TASK PROMPT >> Pick out the lines below with "FoldStat" and list them.

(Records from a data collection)
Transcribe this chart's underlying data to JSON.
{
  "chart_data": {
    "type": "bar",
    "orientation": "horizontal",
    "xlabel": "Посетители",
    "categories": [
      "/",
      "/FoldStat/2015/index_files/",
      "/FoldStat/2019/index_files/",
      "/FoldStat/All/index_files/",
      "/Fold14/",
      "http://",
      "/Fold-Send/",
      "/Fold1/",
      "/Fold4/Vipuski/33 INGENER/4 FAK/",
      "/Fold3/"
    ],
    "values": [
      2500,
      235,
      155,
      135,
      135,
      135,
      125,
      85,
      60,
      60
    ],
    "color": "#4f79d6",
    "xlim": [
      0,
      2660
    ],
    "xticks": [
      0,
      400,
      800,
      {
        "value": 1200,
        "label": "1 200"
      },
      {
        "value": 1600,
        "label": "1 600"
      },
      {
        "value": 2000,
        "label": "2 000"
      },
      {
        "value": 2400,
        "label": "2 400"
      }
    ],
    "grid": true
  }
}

TASK RESULT >>
      "/FoldStat/2015/index_files/",
      "/FoldStat/2019/index_files/",
      "/FoldStat/All/index_files/",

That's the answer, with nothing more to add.